== Data for this task

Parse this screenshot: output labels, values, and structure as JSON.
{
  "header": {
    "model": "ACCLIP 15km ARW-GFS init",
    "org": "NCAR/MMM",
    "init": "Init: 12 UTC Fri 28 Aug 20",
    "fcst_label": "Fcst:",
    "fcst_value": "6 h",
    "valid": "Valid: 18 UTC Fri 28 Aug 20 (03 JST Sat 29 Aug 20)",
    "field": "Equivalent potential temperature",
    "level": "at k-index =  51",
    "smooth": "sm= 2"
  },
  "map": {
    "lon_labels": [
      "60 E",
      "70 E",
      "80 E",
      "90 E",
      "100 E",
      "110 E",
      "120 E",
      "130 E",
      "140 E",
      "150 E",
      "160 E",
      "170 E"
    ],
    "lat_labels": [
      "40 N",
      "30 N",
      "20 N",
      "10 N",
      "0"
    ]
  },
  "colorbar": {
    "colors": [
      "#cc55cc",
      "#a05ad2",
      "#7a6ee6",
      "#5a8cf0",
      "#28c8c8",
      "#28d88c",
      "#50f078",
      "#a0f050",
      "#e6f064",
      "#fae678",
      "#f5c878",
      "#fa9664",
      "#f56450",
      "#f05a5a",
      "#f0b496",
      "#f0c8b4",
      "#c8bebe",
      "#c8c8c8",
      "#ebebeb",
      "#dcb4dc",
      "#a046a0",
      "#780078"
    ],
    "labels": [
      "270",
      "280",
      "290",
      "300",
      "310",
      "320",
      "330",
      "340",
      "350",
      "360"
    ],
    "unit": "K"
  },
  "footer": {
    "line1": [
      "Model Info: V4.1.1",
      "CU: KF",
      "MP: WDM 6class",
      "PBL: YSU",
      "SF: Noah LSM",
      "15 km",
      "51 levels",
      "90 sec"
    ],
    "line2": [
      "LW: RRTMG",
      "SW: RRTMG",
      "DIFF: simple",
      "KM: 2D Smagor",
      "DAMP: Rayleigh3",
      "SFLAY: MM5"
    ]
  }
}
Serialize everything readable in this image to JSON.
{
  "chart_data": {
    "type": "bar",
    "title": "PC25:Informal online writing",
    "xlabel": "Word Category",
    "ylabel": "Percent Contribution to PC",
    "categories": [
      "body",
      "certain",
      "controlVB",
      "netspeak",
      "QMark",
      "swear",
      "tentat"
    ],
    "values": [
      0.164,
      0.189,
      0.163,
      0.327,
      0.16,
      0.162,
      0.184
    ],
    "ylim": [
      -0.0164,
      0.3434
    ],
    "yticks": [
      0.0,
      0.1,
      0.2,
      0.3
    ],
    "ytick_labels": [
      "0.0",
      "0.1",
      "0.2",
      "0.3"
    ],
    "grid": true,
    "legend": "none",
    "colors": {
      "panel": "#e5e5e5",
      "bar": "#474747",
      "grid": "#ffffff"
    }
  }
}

====

What the exercise asks = The data above must be returned in full, exactly as written.

The solution =
Parse this screenshot: output labels, values, and structure as JSON.
{
  "header": {
    "model": "ACCLIP 15km ARW-GFS init",
    "org": "NCAR/MMM",
    "init": "Init: 12 UTC Fri 28 Aug 20",
    "fcst_label": "Fcst:",
    "fcst_value": "6 h",
    "valid": "Valid: 18 UTC Fri 28 Aug 20 (03 JST Sat 29 Aug 20)",
    "field": "Equivalent potential temperature",
    "level": "at k-index =  51",
    "smooth": "sm= 2"
  },
  "map": {
    "lon_labels": [
      "60 E",
      "70 E",
      "80 E",
      "90 E",
      "100 E",
      "110 E",
      "120 E",
      "130 E",
      "140 E",
      "150 E",
      "160 E",
      "170 E"
    ],
    "lat_labels": [
      "40 N",
      "30 N",
      "20 N",
      "10 N",
      "0"
    ]
  },
  "colorbar": {
    "colors": [
      "#cc55cc",
      "#a05ad2",
      "#7a6ee6",
      "#5a8cf0",
      "#28c8c8",
      "#28d88c",
      "#50f078",
      "#a0f050",
      "#e6f064",
      "#fae678",
      "#f5c878",
      "#fa9664",
      "#f56450",
      "#f05a5a",
      "#f0b496",
      "#f0c8b4",
      "#c8bebe",
      "#c8c8c8",
      "#ebebeb",
      "#dcb4dc",
      "#a046a0",
      "#780078"
    ],
    "labels": [
      "270",
      "280",
      "290",
      "300",
      "310",
      "320",
      "330",
      "340",
      "350",
      "360"
    ],
    "unit": "K"
  },
  "footer": {
    "line1": [
      "Model Info: V4.1.1",
      "CU: KF",
      "MP: WDM 6class",
      "PBL: YSU",
      "SF: Noah LSM",
      "15 km",
      "51 levels",
      "90 sec"
    ],
    "line2": [
      "LW: RRTMG",
      "SW: RRTMG",
      "DIFF: simple",
      "KM: 2D Smagor",
      "DAMP: Rayleigh3",
      "SFLAY: MM5"
    ]
  }
}
Serialize everything readable in this image to JSON.
{
  "chart_data": {
    "type": "bar",
    "title": "PC25:Informal online writing",
    "xlabel": "Word Category",
    "ylabel": "Percent Contribution to PC",
    "categories": [
      "body",
      "certain",
      "controlVB",
      "netspeak",
      "QMark",
      "swear",
      "tentat"
    ],
    "values": [
      0.164,
      0.189,
      0.163,
      0.327,
      0.16,
      0.162,
      0.184
    ],
    "ylim": [
      -0.0164,
      0.3434
    ],
    "yticks": [
      0.0,
      0.1,
      0.2,
      0.3
    ],
    "ytick_labels": [
      "0.0",
      "0.1",
      "0.2",
      "0.3"
    ],
    "grid": true,
    "legend": "none",
    "colors": {
      "panel": "#e5e5e5",
      "bar": "#474747",
      "grid": "#ffffff"
    }
  }
}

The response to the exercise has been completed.